§ SHORT TASK
Collect the lines of the entries where "Textiles" shows up.

§ GIVEN DATA
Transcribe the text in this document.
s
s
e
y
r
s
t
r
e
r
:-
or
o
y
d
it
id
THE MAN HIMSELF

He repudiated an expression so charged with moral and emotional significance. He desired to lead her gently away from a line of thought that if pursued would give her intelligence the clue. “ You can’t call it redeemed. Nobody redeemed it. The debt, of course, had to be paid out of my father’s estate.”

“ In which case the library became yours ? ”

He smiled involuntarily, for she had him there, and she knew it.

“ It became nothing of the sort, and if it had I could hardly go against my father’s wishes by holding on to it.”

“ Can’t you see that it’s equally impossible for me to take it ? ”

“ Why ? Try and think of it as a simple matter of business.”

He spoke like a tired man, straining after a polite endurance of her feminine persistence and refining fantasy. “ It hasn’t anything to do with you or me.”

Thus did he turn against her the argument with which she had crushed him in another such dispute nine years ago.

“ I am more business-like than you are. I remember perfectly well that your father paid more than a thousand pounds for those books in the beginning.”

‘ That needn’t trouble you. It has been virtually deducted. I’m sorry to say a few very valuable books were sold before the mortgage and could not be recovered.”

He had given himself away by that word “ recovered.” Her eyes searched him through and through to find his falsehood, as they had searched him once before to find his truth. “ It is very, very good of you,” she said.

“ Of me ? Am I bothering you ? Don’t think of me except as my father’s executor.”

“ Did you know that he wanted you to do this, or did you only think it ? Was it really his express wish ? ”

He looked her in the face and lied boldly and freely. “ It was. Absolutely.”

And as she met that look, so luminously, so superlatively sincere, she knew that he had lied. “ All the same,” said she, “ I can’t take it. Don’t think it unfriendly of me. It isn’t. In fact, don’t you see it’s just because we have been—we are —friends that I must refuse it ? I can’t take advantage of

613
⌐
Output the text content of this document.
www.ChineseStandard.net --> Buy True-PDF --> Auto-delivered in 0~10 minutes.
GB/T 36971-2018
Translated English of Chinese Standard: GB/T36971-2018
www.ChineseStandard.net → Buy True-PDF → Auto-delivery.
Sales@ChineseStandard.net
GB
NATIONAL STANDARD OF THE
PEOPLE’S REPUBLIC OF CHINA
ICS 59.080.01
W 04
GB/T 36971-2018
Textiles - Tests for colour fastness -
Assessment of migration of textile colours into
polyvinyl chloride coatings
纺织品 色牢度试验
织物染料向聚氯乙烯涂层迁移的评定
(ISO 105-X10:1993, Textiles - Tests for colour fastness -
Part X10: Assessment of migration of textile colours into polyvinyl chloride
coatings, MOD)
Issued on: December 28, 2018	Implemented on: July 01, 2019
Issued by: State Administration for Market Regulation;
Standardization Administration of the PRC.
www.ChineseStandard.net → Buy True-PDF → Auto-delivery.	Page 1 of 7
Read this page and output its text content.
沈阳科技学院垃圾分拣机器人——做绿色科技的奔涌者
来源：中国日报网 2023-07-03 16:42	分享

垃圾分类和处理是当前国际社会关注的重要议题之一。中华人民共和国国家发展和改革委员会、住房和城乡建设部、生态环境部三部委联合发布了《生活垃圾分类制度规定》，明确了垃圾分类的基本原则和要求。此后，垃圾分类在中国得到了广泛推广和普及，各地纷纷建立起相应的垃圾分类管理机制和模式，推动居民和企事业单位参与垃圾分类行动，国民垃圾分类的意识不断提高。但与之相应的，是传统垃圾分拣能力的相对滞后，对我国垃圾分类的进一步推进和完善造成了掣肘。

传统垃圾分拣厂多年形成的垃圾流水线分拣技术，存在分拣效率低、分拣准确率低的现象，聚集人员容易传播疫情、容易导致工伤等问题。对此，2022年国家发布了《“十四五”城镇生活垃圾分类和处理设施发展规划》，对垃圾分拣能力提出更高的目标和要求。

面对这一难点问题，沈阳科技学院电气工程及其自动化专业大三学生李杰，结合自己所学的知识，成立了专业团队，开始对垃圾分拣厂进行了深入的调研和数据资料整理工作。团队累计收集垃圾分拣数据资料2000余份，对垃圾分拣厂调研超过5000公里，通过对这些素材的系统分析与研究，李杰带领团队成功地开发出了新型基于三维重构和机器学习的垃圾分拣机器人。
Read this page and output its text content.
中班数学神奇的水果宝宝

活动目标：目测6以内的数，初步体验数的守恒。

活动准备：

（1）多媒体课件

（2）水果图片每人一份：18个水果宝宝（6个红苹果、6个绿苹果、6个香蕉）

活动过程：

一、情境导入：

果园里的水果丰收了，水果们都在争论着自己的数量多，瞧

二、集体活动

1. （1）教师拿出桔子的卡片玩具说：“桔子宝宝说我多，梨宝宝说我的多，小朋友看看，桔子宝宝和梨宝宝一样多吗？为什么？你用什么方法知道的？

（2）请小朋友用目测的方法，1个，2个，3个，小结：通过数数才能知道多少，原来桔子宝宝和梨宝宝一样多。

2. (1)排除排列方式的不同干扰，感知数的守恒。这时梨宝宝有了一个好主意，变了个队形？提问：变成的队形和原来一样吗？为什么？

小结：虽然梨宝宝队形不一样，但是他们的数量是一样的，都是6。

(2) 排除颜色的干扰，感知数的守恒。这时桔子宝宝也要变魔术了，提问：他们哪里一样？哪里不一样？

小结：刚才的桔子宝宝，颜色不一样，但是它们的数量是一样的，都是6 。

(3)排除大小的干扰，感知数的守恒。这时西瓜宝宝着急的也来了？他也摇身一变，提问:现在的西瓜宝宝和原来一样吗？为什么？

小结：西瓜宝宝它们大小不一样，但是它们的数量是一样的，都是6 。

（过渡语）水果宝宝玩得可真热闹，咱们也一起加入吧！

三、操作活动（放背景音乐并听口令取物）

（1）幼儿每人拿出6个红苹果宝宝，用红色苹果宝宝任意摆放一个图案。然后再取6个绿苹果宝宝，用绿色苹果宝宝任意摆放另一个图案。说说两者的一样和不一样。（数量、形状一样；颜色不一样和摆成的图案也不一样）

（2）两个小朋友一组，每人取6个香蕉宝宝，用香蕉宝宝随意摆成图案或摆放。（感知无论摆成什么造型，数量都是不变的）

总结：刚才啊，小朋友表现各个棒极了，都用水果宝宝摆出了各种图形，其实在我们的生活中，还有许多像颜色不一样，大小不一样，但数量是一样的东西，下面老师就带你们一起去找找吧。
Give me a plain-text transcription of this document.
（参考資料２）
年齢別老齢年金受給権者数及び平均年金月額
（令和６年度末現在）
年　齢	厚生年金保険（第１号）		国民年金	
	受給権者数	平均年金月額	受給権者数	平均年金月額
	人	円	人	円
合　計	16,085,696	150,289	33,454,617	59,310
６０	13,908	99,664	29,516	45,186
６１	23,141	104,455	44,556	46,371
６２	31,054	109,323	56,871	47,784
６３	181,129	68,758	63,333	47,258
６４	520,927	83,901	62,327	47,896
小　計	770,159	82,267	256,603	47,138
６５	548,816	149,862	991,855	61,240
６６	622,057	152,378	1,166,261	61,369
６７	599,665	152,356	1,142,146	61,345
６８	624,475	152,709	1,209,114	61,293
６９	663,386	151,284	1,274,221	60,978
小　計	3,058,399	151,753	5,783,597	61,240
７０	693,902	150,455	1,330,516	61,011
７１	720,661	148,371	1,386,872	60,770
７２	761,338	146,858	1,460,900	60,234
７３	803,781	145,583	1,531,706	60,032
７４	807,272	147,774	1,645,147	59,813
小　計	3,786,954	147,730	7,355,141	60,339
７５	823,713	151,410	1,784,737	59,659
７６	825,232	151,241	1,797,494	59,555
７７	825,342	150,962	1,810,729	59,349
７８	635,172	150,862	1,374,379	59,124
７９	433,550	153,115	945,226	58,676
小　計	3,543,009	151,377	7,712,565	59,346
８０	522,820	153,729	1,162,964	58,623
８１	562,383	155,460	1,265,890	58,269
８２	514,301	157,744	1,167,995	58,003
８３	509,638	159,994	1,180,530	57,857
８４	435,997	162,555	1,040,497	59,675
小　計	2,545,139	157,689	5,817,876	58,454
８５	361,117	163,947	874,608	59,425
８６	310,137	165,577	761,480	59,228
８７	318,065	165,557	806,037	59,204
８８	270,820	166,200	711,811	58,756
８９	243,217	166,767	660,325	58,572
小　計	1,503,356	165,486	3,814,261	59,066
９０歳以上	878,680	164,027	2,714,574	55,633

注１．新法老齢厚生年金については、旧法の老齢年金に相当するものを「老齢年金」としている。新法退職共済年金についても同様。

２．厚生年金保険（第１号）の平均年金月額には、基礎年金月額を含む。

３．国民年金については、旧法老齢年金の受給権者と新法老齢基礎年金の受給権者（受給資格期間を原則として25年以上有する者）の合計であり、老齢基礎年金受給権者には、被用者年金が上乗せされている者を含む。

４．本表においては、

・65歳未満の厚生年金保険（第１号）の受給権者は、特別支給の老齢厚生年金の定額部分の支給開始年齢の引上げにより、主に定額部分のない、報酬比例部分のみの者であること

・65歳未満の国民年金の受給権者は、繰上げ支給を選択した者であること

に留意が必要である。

§ RESPONSE
Textiles - Tests for colour fastness -
(ISO 105-X10:1993, Textiles - Tests for colour fastness -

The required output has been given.